[DATA SHOWN]:

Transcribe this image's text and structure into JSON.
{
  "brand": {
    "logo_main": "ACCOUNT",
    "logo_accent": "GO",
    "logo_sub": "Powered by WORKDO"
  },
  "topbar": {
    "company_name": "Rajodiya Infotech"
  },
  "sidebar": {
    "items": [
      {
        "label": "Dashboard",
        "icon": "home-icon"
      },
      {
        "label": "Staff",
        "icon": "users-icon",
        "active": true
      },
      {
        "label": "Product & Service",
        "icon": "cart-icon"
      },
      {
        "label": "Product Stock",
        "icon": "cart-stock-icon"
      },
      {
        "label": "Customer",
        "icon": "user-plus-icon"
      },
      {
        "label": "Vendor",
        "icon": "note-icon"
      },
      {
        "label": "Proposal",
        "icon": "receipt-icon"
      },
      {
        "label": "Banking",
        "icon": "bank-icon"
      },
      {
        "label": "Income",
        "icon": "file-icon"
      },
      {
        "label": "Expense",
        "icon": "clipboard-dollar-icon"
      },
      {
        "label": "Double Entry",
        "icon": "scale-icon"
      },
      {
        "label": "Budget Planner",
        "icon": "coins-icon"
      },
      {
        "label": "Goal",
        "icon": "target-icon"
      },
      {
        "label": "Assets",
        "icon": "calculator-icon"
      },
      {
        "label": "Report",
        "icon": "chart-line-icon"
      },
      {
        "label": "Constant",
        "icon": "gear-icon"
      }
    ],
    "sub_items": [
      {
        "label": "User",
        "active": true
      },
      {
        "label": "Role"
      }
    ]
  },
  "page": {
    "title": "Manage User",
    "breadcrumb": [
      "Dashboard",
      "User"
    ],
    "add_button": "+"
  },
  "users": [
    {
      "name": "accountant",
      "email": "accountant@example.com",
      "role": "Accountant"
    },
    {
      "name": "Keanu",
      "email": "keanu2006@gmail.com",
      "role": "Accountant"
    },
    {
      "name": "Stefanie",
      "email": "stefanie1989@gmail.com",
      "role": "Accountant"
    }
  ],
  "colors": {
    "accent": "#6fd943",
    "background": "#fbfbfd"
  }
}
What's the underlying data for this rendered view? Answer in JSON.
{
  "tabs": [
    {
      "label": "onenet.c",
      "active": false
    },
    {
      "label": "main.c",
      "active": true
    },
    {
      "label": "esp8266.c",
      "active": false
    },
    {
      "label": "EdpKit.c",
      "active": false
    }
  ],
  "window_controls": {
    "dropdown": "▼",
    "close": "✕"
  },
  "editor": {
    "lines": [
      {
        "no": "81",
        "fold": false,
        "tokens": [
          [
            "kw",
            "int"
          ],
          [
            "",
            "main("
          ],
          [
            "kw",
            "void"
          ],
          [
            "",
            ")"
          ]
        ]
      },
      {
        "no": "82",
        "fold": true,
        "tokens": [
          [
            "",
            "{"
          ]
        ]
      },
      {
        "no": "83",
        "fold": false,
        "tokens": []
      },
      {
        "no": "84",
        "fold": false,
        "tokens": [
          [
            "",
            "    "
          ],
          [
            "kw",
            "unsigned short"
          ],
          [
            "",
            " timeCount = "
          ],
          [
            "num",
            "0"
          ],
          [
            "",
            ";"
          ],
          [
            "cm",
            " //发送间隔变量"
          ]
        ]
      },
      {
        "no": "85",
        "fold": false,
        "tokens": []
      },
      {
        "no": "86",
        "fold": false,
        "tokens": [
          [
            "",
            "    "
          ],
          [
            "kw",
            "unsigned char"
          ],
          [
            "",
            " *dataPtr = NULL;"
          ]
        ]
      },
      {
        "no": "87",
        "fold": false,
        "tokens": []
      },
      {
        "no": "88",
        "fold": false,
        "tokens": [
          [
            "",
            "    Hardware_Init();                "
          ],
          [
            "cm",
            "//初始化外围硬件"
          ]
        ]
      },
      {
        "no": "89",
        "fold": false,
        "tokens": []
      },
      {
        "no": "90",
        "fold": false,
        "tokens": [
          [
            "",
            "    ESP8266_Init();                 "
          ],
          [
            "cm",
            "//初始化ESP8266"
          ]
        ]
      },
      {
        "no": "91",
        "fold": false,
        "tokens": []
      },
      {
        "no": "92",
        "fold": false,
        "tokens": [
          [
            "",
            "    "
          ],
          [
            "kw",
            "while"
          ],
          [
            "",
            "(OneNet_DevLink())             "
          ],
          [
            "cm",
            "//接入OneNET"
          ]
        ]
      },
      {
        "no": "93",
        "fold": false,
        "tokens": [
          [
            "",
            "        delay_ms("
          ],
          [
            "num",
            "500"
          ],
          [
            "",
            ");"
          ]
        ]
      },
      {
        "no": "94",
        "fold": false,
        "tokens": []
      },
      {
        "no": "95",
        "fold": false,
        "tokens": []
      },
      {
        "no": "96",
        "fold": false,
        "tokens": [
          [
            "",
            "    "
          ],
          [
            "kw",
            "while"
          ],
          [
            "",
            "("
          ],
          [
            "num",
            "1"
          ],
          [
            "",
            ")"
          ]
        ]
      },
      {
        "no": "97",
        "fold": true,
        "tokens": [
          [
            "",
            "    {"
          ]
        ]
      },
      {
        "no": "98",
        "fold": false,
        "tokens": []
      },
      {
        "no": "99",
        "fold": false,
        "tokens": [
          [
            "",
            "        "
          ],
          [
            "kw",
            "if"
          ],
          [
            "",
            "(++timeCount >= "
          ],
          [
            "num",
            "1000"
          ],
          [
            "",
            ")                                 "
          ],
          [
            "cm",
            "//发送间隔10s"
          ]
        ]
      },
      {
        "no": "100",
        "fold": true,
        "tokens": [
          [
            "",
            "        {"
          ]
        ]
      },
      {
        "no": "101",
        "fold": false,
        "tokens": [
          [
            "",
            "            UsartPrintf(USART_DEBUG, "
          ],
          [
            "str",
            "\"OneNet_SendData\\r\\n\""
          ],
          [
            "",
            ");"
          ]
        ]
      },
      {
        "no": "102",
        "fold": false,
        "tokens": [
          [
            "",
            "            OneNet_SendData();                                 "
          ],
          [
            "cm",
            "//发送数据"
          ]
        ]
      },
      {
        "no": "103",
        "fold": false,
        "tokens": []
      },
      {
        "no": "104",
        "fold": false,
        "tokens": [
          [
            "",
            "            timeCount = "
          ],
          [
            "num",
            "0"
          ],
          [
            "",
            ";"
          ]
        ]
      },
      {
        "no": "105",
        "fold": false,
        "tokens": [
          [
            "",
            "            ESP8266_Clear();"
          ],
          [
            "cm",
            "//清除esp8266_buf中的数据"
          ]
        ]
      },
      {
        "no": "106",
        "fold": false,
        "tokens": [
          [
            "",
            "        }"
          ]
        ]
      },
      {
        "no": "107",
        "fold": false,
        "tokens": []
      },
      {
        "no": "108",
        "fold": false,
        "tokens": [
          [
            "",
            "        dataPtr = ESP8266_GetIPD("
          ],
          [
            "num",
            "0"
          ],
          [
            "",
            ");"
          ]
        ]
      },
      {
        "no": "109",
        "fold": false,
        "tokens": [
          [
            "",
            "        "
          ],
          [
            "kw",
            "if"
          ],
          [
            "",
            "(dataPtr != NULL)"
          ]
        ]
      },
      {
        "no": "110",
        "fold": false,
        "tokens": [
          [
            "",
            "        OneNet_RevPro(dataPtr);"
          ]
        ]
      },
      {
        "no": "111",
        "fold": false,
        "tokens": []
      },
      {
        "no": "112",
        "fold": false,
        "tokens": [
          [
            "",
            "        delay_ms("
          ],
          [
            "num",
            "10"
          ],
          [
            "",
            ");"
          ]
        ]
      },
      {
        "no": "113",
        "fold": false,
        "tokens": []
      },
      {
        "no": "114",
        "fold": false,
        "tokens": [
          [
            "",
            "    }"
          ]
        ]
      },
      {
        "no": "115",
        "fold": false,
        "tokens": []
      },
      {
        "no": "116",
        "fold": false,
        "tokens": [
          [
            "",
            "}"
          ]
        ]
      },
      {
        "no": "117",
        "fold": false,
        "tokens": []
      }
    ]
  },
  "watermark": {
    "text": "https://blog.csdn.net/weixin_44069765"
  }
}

[WHAT IS BEING ASKED]:
Copy out each line of the records that holds the string "this".

[CORRECT RESULT]:
Transcribe this image's text and structure into JSON.
What's the underlying data for this rendered view? Answer in JSON.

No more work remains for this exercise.